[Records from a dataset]
________________________________________

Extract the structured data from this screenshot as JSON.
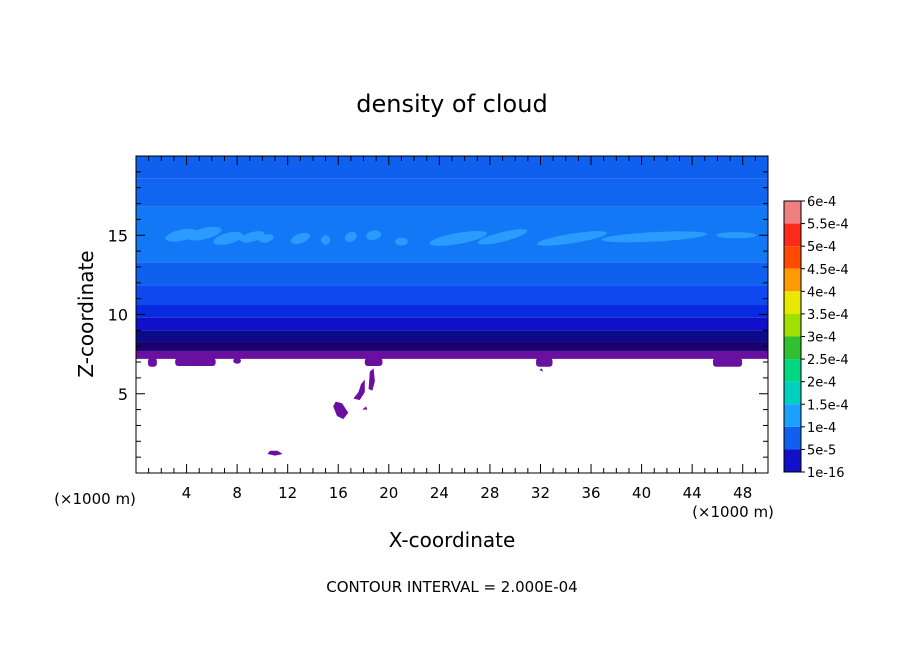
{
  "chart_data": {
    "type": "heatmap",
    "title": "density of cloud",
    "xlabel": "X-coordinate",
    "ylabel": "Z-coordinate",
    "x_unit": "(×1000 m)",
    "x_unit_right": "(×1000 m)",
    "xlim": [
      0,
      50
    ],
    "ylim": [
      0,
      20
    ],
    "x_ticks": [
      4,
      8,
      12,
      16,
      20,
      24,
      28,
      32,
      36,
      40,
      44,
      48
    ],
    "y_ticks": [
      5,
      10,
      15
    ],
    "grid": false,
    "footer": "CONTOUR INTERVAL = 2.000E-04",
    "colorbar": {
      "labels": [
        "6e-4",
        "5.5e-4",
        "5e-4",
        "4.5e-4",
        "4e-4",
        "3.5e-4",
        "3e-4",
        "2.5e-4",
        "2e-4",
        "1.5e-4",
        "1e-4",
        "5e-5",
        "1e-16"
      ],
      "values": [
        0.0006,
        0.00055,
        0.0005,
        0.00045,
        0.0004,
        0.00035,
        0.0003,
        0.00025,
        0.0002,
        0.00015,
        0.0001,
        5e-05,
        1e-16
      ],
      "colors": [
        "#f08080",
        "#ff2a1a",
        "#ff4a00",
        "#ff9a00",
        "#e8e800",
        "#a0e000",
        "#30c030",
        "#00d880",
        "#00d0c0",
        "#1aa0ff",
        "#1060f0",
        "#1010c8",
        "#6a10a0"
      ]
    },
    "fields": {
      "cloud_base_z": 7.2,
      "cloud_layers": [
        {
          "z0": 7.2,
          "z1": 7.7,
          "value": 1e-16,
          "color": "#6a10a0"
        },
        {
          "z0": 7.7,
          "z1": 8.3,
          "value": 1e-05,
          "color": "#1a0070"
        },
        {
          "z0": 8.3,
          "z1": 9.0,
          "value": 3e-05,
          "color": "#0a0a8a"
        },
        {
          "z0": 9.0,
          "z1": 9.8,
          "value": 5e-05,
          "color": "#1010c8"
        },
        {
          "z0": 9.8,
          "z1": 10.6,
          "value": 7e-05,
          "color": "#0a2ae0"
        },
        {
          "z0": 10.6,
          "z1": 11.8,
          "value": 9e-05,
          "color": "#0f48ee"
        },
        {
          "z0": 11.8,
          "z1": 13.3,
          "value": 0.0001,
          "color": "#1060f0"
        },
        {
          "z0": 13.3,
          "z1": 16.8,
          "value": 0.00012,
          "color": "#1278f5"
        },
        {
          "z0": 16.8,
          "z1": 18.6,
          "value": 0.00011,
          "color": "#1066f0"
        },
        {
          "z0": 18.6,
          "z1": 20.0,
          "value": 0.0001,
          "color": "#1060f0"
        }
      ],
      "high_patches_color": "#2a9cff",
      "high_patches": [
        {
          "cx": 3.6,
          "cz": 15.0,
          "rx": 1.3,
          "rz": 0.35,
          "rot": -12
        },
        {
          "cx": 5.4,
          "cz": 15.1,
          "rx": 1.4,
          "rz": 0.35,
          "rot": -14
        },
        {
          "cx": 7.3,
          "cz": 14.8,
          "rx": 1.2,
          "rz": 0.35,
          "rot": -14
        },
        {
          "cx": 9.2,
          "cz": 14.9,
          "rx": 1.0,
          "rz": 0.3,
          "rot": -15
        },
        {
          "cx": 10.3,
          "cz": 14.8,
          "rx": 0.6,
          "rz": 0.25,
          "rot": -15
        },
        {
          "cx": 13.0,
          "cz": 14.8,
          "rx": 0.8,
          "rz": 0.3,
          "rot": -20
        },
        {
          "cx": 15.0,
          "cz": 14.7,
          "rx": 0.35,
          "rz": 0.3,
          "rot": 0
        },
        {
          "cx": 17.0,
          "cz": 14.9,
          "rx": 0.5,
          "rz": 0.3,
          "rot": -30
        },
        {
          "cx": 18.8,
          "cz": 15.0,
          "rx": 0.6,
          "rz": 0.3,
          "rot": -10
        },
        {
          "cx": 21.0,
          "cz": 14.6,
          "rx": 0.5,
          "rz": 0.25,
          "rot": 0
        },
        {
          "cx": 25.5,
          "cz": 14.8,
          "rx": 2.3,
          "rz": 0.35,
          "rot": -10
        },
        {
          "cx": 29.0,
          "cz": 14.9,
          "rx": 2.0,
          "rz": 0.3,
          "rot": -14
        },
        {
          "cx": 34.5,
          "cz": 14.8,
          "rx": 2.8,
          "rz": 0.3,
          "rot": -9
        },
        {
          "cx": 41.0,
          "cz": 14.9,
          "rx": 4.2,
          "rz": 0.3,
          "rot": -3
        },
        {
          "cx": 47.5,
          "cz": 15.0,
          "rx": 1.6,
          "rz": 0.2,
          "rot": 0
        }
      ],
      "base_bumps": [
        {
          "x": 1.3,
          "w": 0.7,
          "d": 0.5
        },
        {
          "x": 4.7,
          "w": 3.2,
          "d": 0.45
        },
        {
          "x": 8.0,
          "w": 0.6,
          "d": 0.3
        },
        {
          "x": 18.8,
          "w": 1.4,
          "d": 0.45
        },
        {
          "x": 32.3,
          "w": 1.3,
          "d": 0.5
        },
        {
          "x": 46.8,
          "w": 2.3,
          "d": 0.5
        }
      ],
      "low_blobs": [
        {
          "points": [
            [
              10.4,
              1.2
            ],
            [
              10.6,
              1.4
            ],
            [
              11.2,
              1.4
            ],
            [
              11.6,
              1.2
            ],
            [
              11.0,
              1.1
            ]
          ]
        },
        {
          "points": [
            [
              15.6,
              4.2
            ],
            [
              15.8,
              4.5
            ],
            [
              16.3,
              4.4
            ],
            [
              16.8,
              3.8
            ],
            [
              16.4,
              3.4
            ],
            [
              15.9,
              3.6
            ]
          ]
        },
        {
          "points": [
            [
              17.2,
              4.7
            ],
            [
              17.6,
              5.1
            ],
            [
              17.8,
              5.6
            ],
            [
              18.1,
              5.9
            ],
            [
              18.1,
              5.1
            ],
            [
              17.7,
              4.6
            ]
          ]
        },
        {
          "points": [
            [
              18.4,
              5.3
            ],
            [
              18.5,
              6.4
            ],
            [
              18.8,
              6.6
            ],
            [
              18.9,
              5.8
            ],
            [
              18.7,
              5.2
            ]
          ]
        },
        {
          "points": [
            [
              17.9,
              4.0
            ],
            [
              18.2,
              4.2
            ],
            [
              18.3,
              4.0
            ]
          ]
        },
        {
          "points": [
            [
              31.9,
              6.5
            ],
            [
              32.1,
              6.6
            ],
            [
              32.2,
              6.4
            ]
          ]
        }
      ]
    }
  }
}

________________________________________

■ DO THIS
The records above should be reproduced exactly, with no pictures included.

■ SOLUTION
Extract the structured data from this screenshot as JSON.
{
  "chart_data": {
    "type": "heatmap",
    "title": "density of cloud",
    "xlabel": "X-coordinate",
    "ylabel": "Z-coordinate",
    "x_unit": "(×1000 m)",
    "x_unit_right": "(×1000 m)",
    "xlim": [
      0,
      50
    ],
    "ylim": [
      0,
      20
    ],
    "x_ticks": [
      4,
      8,
      12,
      16,
      20,
      24,
      28,
      32,
      36,
      40,
      44,
      48
    ],
    "y_ticks": [
      5,
      10,
      15
    ],
    "grid": false,
    "footer": "CONTOUR INTERVAL = 2.000E-04",
    "colorbar": {
      "labels": [
        "6e-4",
        "5.5e-4",
        "5e-4",
        "4.5e-4",
        "4e-4",
        "3.5e-4",
        "3e-4",
        "2.5e-4",
        "2e-4",
        "1.5e-4",
        "1e-4",
        "5e-5",
        "1e-16"
      ],
      "values": [
        0.0006,
        0.00055,
        0.0005,
        0.00045,
        0.0004,
        0.00035,
        0.0003,
        0.00025,
        0.0002,
        0.00015,
        0.0001,
        5e-05,
        1e-16
      ],
      "colors": [
        "#f08080",
        "#ff2a1a",
        "#ff4a00",
        "#ff9a00",
        "#e8e800",
        "#a0e000",
        "#30c030",
        "#00d880",
        "#00d0c0",
        "#1aa0ff",
        "#1060f0",
        "#1010c8",
        "#6a10a0"
      ]
    },
    "fields": {
      "cloud_base_z": 7.2,
      "cloud_layers": [
        {
          "z0": 7.2,
          "z1": 7.7,
          "value": 1e-16,
          "color": "#6a10a0"
        },
        {
          "z0": 7.7,
          "z1": 8.3,
          "value": 1e-05,
          "color": "#1a0070"
        },
        {
          "z0": 8.3,
          "z1": 9.0,
          "value": 3e-05,
          "color": "#0a0a8a"
        },
        {
          "z0": 9.0,
          "z1": 9.8,
          "value": 5e-05,
          "color": "#1010c8"
        },
        {
          "z0": 9.8,
          "z1": 10.6,
          "value": 7e-05,
          "color": "#0a2ae0"
        },
        {
          "z0": 10.6,
          "z1": 11.8,
          "value": 9e-05,
          "color": "#0f48ee"
        },
        {
          "z0": 11.8,
          "z1": 13.3,
          "value": 0.0001,
          "color": "#1060f0"
        },
        {
          "z0": 13.3,
          "z1": 16.8,
          "value": 0.00012,
          "color": "#1278f5"
        },
        {
          "z0": 16.8,
          "z1": 18.6,
          "value": 0.00011,
          "color": "#1066f0"
        },
        {
          "z0": 18.6,
          "z1": 20.0,
          "value": 0.0001,
          "color": "#1060f0"
        }
      ],
      "high_patches_color": "#2a9cff",
      "high_patches": [
        {
          "cx": 3.6,
          "cz": 15.0,
          "rx": 1.3,
          "rz": 0.35,
          "rot": -12
        },
        {
          "cx": 5.4,
          "cz": 15.1,
          "rx": 1.4,
          "rz": 0.35,
          "rot": -14
        },
        {
          "cx": 7.3,
          "cz": 14.8,
          "rx": 1.2,
          "rz": 0.35,
          "rot": -14
        },
        {
          "cx": 9.2,
          "cz": 14.9,
          "rx": 1.0,
          "rz": 0.3,
          "rot": -15
        },
        {
          "cx": 10.3,
          "cz": 14.8,
          "rx": 0.6,
          "rz": 0.25,
          "rot": -15
        },
        {
          "cx": 13.0,
          "cz": 14.8,
          "rx": 0.8,
          "rz": 0.3,
          "rot": -20
        },
        {
          "cx": 15.0,
          "cz": 14.7,
          "rx": 0.35,
          "rz": 0.3,
          "rot": 0
        },
        {
          "cx": 17.0,
          "cz": 14.9,
          "rx": 0.5,
          "rz": 0.3,
          "rot": -30
        },
        {
          "cx": 18.8,
          "cz": 15.0,
          "rx": 0.6,
          "rz": 0.3,
          "rot": -10
        },
        {
          "cx": 21.0,
          "cz": 14.6,
          "rx": 0.5,
          "rz": 0.25,
          "rot": 0
        },
        {
          "cx": 25.5,
          "cz": 14.8,
          "rx": 2.3,
          "rz": 0.35,
          "rot": -10
        },
        {
          "cx": 29.0,
          "cz": 14.9,
          "rx": 2.0,
          "rz": 0.3,
          "rot": -14
        },
        {
          "cx": 34.5,
          "cz": 14.8,
          "rx": 2.8,
          "rz": 0.3,
          "rot": -9
        },
        {
          "cx": 41.0,
          "cz": 14.9,
          "rx": 4.2,
          "rz": 0.3,
          "rot": -3
        },
        {
          "cx": 47.5,
          "cz": 15.0,
          "rx": 1.6,
          "rz": 0.2,
          "rot": 0
        }
      ],
      "base_bumps": [
        {
          "x": 1.3,
          "w": 0.7,
          "d": 0.5
        },
        {
          "x": 4.7,
          "w": 3.2,
          "d": 0.45
        },
        {
          "x": 8.0,
          "w": 0.6,
          "d": 0.3
        },
        {
          "x": 18.8,
          "w": 1.4,
          "d": 0.45
        },
        {
          "x": 32.3,
          "w": 1.3,
          "d": 0.5
        },
        {
          "x": 46.8,
          "w": 2.3,
          "d": 0.5
        }
      ],
      "low_blobs": [
        {
          "points": [
            [
              10.4,
              1.2
            ],
            [
              10.6,
              1.4
            ],
            [
              11.2,
              1.4
            ],
            [
              11.6,
              1.2
            ],
            [
              11.0,
              1.1
            ]
          ]
        },
        {
          "points": [
            [
              15.6,
              4.2
            ],
            [
              15.8,
              4.5
            ],
            [
              16.3,
              4.4
            ],
            [
              16.8,
              3.8
            ],
            [
              16.4,
              3.4
            ],
            [
              15.9,
              3.6
            ]
          ]
        },
        {
          "points": [
            [
              17.2,
              4.7
            ],
            [
              17.6,
              5.1
            ],
            [
              17.8,
              5.6
            ],
            [
              18.1,
              5.9
            ],
            [
              18.1,
              5.1
            ],
            [
              17.7,
              4.6
            ]
          ]
        },
        {
          "points": [
            [
              18.4,
              5.3
            ],
            [
              18.5,
              6.4
            ],
            [
              18.8,
              6.6
            ],
            [
              18.9,
              5.8
            ],
            [
              18.7,
              5.2
            ]
          ]
        },
        {
          "points": [
            [
              17.9,
              4.0
            ],
            [
              18.2,
              4.2
            ],
            [
              18.3,
              4.0
            ]
          ]
        },
        {
          "points": [
            [
              31.9,
              6.5
            ],
            [
              32.1,
              6.6
            ],
            [
              32.2,
              6.4
            ]
          ]
        }
      ]
    }
  }
}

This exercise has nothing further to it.